_Challenge_
Pull every line containing "ylabel" from the entries.

(Figure content listings)
-- Begin --

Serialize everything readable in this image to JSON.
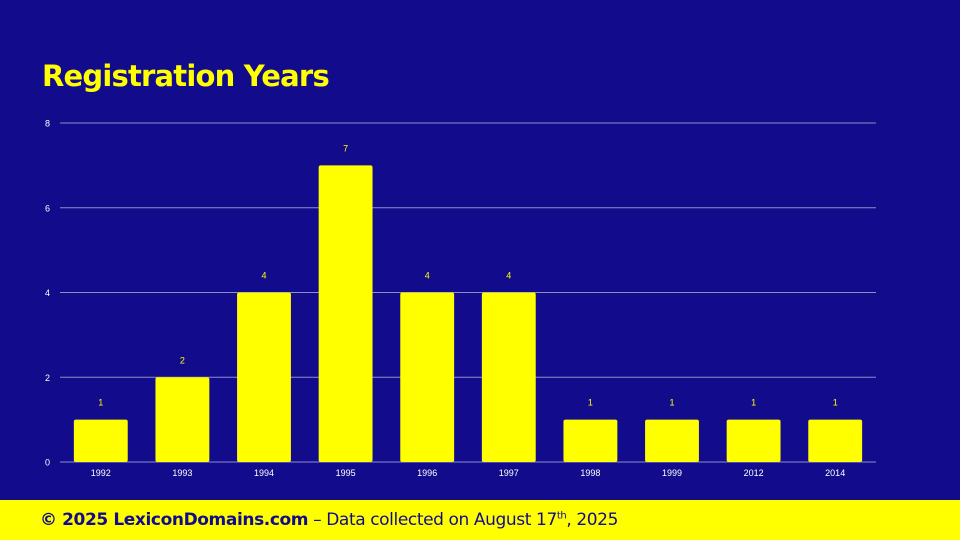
{
  "theme": {
    "background": "#120c8c",
    "accent": "#ffff00",
    "gridline": "#8f8dc6",
    "axis_text": "#ffffff"
  },
  "chart_data": {
    "type": "bar",
    "title": "Registration Years",
    "xlabel": "",
    "ylabel": "",
    "categories": [
      "1992",
      "1993",
      "1994",
      "1995",
      "1996",
      "1997",
      "1998",
      "1999",
      "2012",
      "2014"
    ],
    "values": [
      1,
      2,
      4,
      7,
      4,
      4,
      1,
      1,
      1,
      1
    ],
    "ylim": [
      0,
      8
    ],
    "yticks": [
      "0",
      "2",
      "4",
      "6",
      "8"
    ],
    "grid": true,
    "data_labels": true,
    "legend": "none"
  },
  "footer": {
    "copyright": "© 2025 LexiconDomains.com",
    "separator": " – ",
    "collected_prefix": "Data collected on August 17",
    "ordinal_suffix": "th",
    "collected_year": ", 2025"
  }
}
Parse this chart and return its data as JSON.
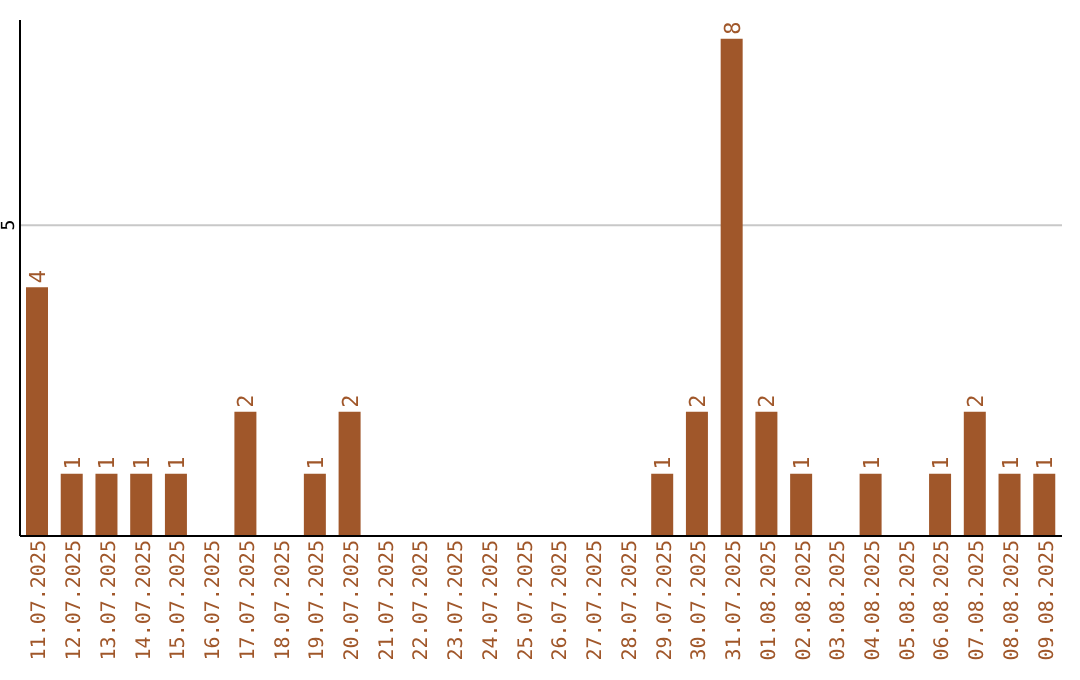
{
  "chart_data": {
    "type": "bar",
    "categories": [
      "11.07.2025",
      "12.07.2025",
      "13.07.2025",
      "14.07.2025",
      "15.07.2025",
      "16.07.2025",
      "17.07.2025",
      "18.07.2025",
      "19.07.2025",
      "20.07.2025",
      "21.07.2025",
      "22.07.2025",
      "23.07.2025",
      "24.07.2025",
      "25.07.2025",
      "26.07.2025",
      "27.07.2025",
      "28.07.2025",
      "29.07.2025",
      "30.07.2025",
      "31.07.2025",
      "01.08.2025",
      "02.08.2025",
      "03.08.2025",
      "04.08.2025",
      "05.08.2025",
      "06.08.2025",
      "07.08.2025",
      "08.08.2025",
      "09.08.2025"
    ],
    "values": [
      4,
      1,
      1,
      1,
      1,
      0,
      2,
      0,
      1,
      2,
      0,
      0,
      0,
      0,
      0,
      0,
      0,
      0,
      1,
      2,
      8,
      2,
      1,
      0,
      1,
      0,
      1,
      2,
      1,
      1
    ],
    "value_labels": [
      "4",
      "1",
      "1",
      "1",
      "1",
      null,
      "2",
      null,
      "1",
      "2",
      null,
      null,
      null,
      null,
      null,
      null,
      null,
      null,
      "1",
      "2",
      "8",
      "2",
      "1",
      null,
      "1",
      null,
      "1",
      "2",
      "1",
      "1"
    ],
    "color": "#a0572a",
    "ylim": [
      0,
      8.3
    ],
    "yticks": [
      5
    ],
    "grid": "y"
  }
}
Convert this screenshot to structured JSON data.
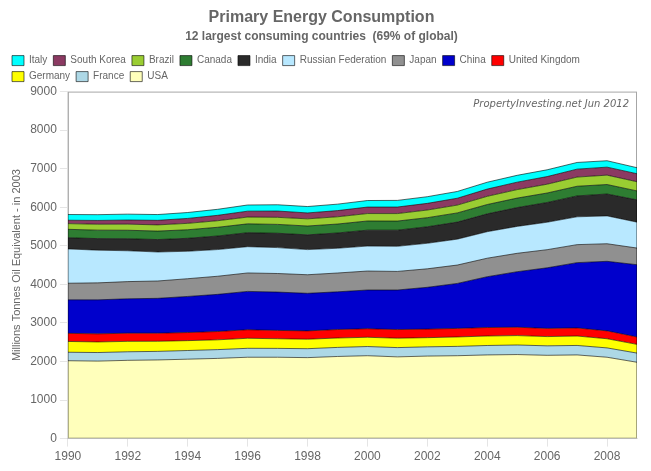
{
  "chart_data": {
    "type": "area",
    "stacked": true,
    "title": "Primary Energy Consumption",
    "subtitle": "12 largest consuming countries  (69% of global)",
    "ylabel": "Millions Tonnes Oil Equivalent - in 2003",
    "annotations": [
      "PropertyInvesting.net Jun 2012"
    ],
    "x": [
      1990,
      1991,
      1992,
      1993,
      1994,
      1995,
      1996,
      1997,
      1998,
      1999,
      2000,
      2001,
      2002,
      2003,
      2004,
      2005,
      2006,
      2007,
      2008,
      2009
    ],
    "series": [
      {
        "name": "USA",
        "color": "#FFFFBB",
        "values": [
          2020,
          2010,
          2030,
          2040,
          2060,
          2080,
          2110,
          2110,
          2100,
          2130,
          2150,
          2120,
          2140,
          2150,
          2170,
          2180,
          2160,
          2170,
          2110,
          1980
        ]
      },
      {
        "name": "France",
        "color": "#ADD8E6",
        "values": [
          220,
          222,
          222,
          222,
          225,
          228,
          232,
          230,
          232,
          235,
          238,
          240,
          240,
          242,
          245,
          248,
          246,
          246,
          242,
          238
        ]
      },
      {
        "name": "Germany",
        "color": "#FFFF00",
        "values": [
          280,
          275,
          270,
          262,
          256,
          254,
          260,
          250,
          246,
          244,
          240,
          244,
          238,
          244,
          246,
          244,
          240,
          244,
          238,
          226
        ]
      },
      {
        "name": "United Kingdom",
        "color": "#FF0000",
        "values": [
          210,
          210,
          212,
          210,
          210,
          215,
          222,
          216,
          216,
          220,
          222,
          224,
          222,
          222,
          220,
          217,
          212,
          210,
          204,
          192
        ]
      },
      {
        "name": "China",
        "color": "#0000CC",
        "values": [
          870,
          882,
          892,
          904,
          936,
          964,
          994,
          994,
          974,
          978,
          1004,
          1026,
          1084,
          1166,
          1318,
          1440,
          1572,
          1694,
          1804,
          1874
        ]
      },
      {
        "name": "Japan",
        "color": "#909090",
        "values": [
          430,
          440,
          446,
          450,
          460,
          470,
          478,
          482,
          482,
          488,
          492,
          482,
          480,
          477,
          480,
          477,
          470,
          467,
          456,
          432
        ]
      },
      {
        "name": "Russian Federation",
        "color": "#B8E8FF",
        "values": [
          890,
          848,
          800,
          752,
          712,
          692,
          682,
          672,
          652,
          642,
          648,
          652,
          662,
          672,
          688,
          698,
          712,
          722,
          722,
          672
        ]
      },
      {
        "name": "India",
        "color": "#2A2A2A",
        "values": [
          290,
          300,
          312,
          322,
          336,
          352,
          362,
          372,
          382,
          396,
          412,
          418,
          428,
          442,
          462,
          488,
          512,
          542,
          568,
          578
        ]
      },
      {
        "name": "Canada",
        "color": "#2E7D32",
        "values": [
          218,
          220,
          220,
          220,
          222,
          226,
          230,
          230,
          230,
          232,
          238,
          236,
          236,
          238,
          242,
          246,
          246,
          250,
          246,
          232
        ]
      },
      {
        "name": "Brazil",
        "color": "#9ACD32",
        "values": [
          148,
          153,
          158,
          161,
          166,
          170,
          176,
          183,
          186,
          188,
          193,
          194,
          198,
          203,
          213,
          220,
          228,
          238,
          243,
          238
        ]
      },
      {
        "name": "South Korea",
        "color": "#8B3A62",
        "values": [
          88,
          98,
          108,
          118,
          128,
          140,
          153,
          163,
          153,
          160,
          168,
          170,
          173,
          178,
          188,
          193,
          198,
          206,
          208,
          208
        ]
      },
      {
        "name": "Italy",
        "color": "#00FFFF",
        "values": [
          148,
          150,
          152,
          150,
          153,
          156,
          160,
          163,
          166,
          168,
          170,
          172,
          173,
          176,
          178,
          178,
          176,
          173,
          166,
          156
        ]
      }
    ],
    "xlim": [
      1990,
      2009
    ],
    "xticks": [
      1990,
      1992,
      1994,
      1996,
      1998,
      2000,
      2002,
      2004,
      2006,
      2008
    ],
    "ylim": [
      0,
      9000
    ],
    "yticks": [
      0,
      1000,
      2000,
      3000,
      4000,
      5000,
      6000,
      7000,
      8000,
      9000
    ],
    "grid": false,
    "legend": "upper left"
  }
}
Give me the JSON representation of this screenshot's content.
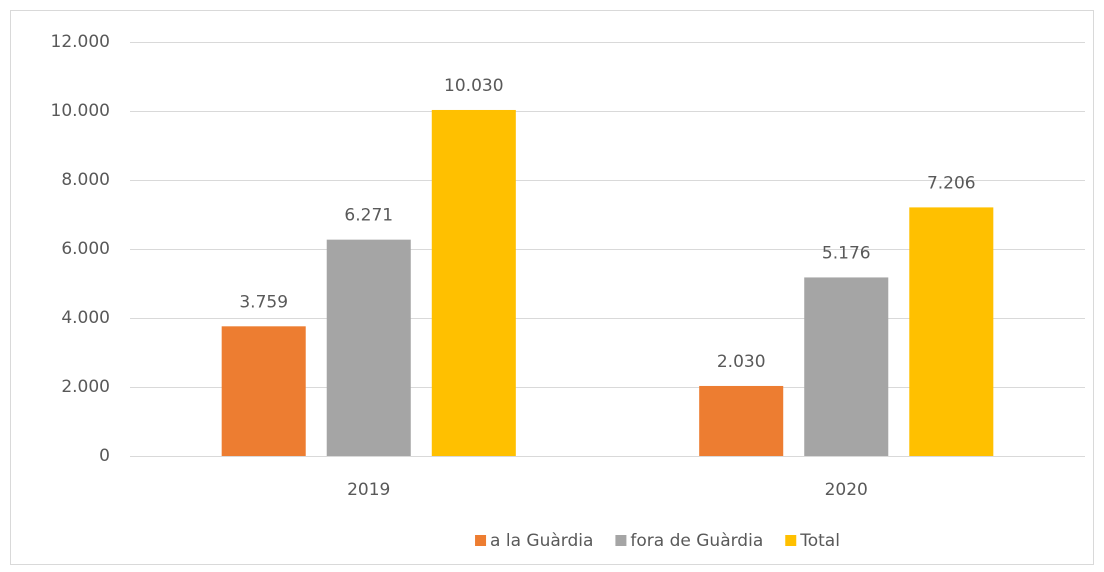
{
  "chart_data": {
    "type": "bar",
    "categories": [
      "2019",
      "2020"
    ],
    "series": [
      {
        "name": "a la Guàrdia",
        "color": "#ed7d31",
        "values": [
          3759,
          2030
        ],
        "value_labels": [
          "3.759",
          "2.030"
        ]
      },
      {
        "name": "fora de Guàrdia",
        "color": "#a5a5a5",
        "values": [
          6271,
          5176
        ],
        "value_labels": [
          "6.271",
          "5.176"
        ]
      },
      {
        "name": "Total",
        "color": "#ffc000",
        "values": [
          10030,
          7206
        ],
        "value_labels": [
          "10.030",
          "7.206"
        ]
      }
    ],
    "ylim": [
      0,
      12000
    ],
    "yticks": [
      0,
      {
        "value": 2000,
        "label": "2.000"
      },
      {
        "value": 4000,
        "label": "4.000"
      },
      {
        "value": 6000,
        "label": "6.000"
      },
      {
        "value": 8000,
        "label": "8.000"
      },
      {
        "value": 10000,
        "label": "10.000"
      },
      {
        "value": 12000,
        "label": "12.000"
      }
    ],
    "grid": true,
    "legend": "bottom"
  }
}
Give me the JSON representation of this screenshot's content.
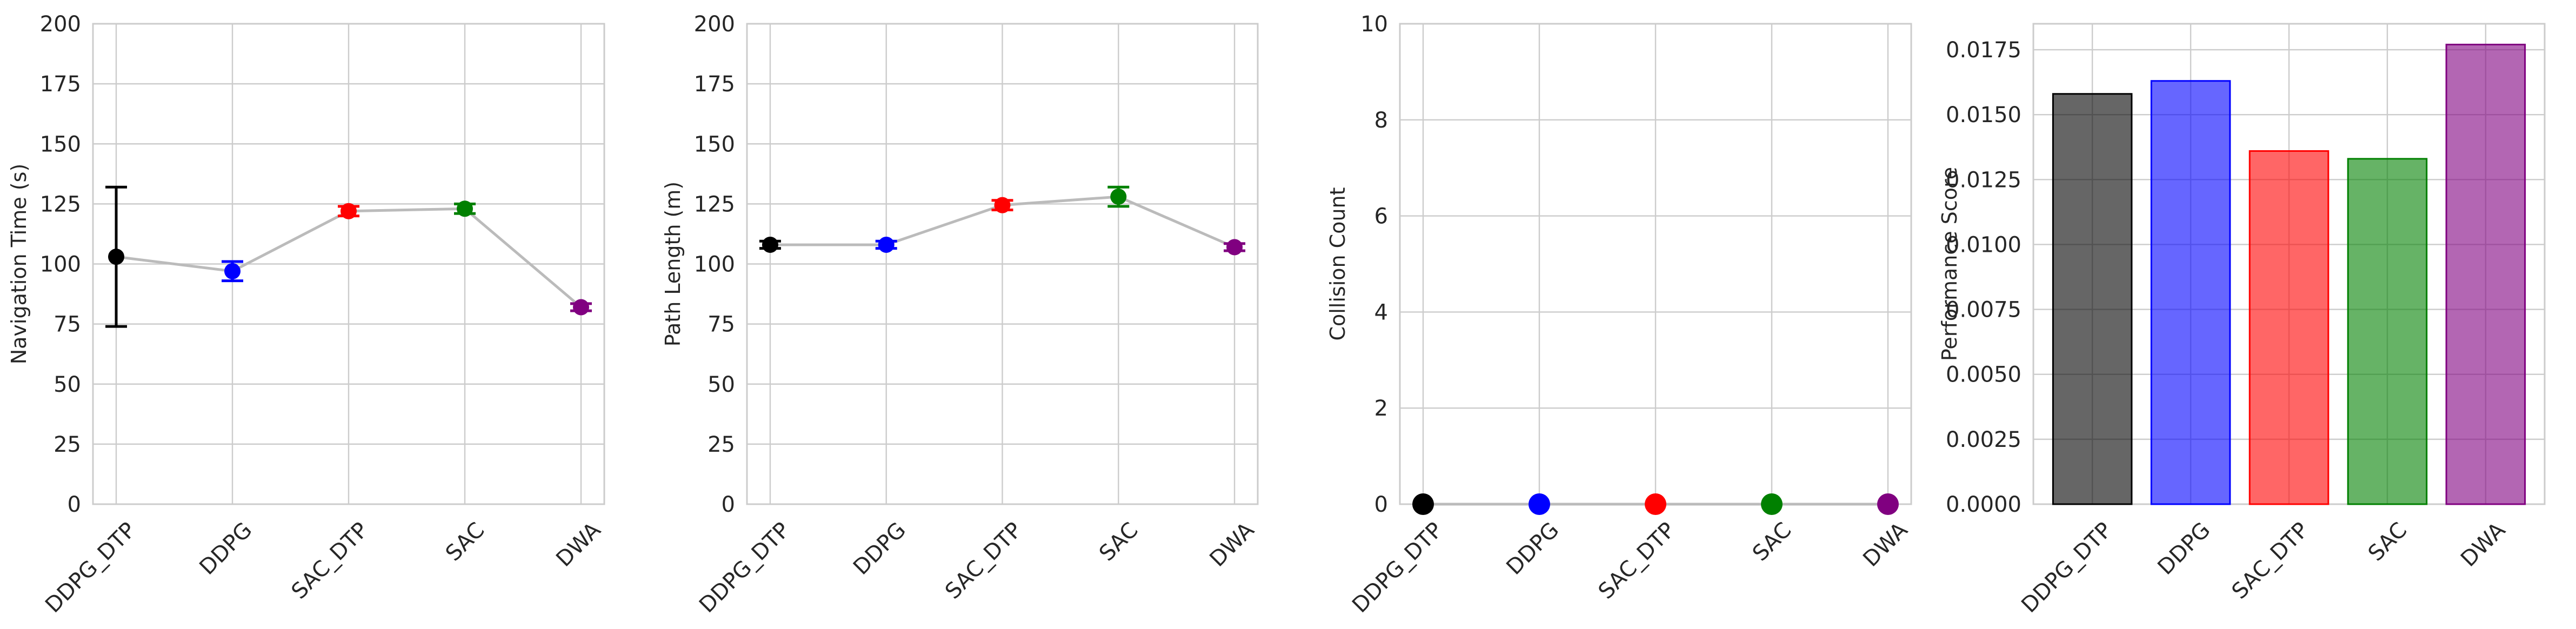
{
  "chart_data": [
    {
      "type": "line",
      "ylabel": "Navigation Time (s)",
      "categories": [
        "DDPG_DTP",
        "DDPG",
        "SAC_DTP",
        "SAC",
        "DWA"
      ],
      "values": [
        103,
        97,
        122,
        123,
        82
      ],
      "errors": [
        29,
        4,
        2,
        2,
        1.5
      ],
      "colors": [
        "#000000",
        "#0000ff",
        "#ff0000",
        "#008000",
        "#800080"
      ],
      "ylim": [
        0,
        200
      ],
      "yticks": [
        "0",
        "25",
        "50",
        "75",
        "100",
        "125",
        "150",
        "175",
        "200"
      ],
      "grid": true
    },
    {
      "type": "line",
      "ylabel": "Path Length (m)",
      "categories": [
        "DDPG_DTP",
        "DDPG",
        "SAC_DTP",
        "SAC",
        "DWA"
      ],
      "values": [
        108,
        108,
        124.5,
        128,
        107
      ],
      "errors": [
        1.5,
        1.5,
        2,
        4,
        1.5
      ],
      "colors": [
        "#000000",
        "#0000ff",
        "#ff0000",
        "#008000",
        "#800080"
      ],
      "ylim": [
        0,
        200
      ],
      "yticks": [
        "0",
        "25",
        "50",
        "75",
        "100",
        "125",
        "150",
        "175",
        "200"
      ],
      "grid": true
    },
    {
      "type": "line",
      "ylabel": "Collision Count",
      "categories": [
        "DDPG_DTP",
        "DDPG",
        "SAC_DTP",
        "SAC",
        "DWA"
      ],
      "values": [
        0,
        0,
        0,
        0,
        0
      ],
      "errors": [
        0,
        0,
        0,
        0,
        0
      ],
      "colors": [
        "#000000",
        "#0000ff",
        "#ff0000",
        "#008000",
        "#800080"
      ],
      "ylim": [
        0,
        10
      ],
      "yticks": [
        "0",
        "2",
        "4",
        "6",
        "8",
        "10"
      ],
      "grid": true
    },
    {
      "type": "bar",
      "ylabel": "Performance Score",
      "categories": [
        "DDPG_DTP",
        "DDPG",
        "SAC_DTP",
        "SAC",
        "DWA"
      ],
      "values": [
        0.0158,
        0.0163,
        0.0136,
        0.0133,
        0.0177
      ],
      "colors": [
        "#000000",
        "#0000ff",
        "#ff0000",
        "#008000",
        "#800080"
      ],
      "ylim": [
        0,
        0.0185
      ],
      "yticks": [
        "0.0000",
        "0.0025",
        "0.0050",
        "0.0075",
        "0.0100",
        "0.0125",
        "0.0150",
        "0.0175"
      ],
      "grid": true
    }
  ]
}
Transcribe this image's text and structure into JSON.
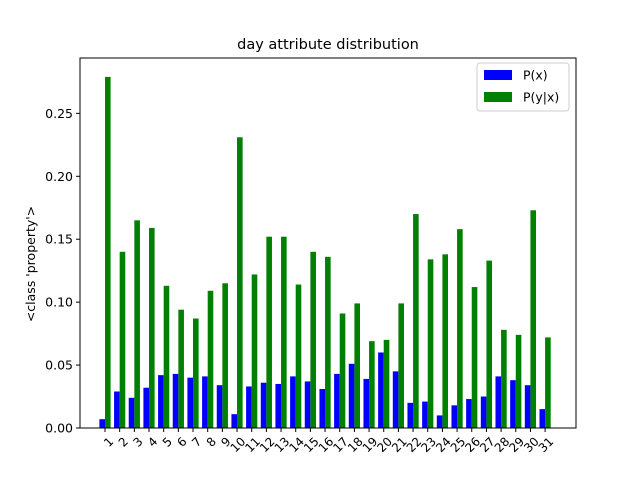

-- End --

_Answer for this exercise_
    "ylabel": "",
    "ylabel": "Millions Tonnes Oil Equivalent - in 2003",
      "ylabel": "Navigation Time (s)",
      "ylabel": "Path Length (m)",
      "ylabel": "Collision Count",
      "ylabel": "Performance Score",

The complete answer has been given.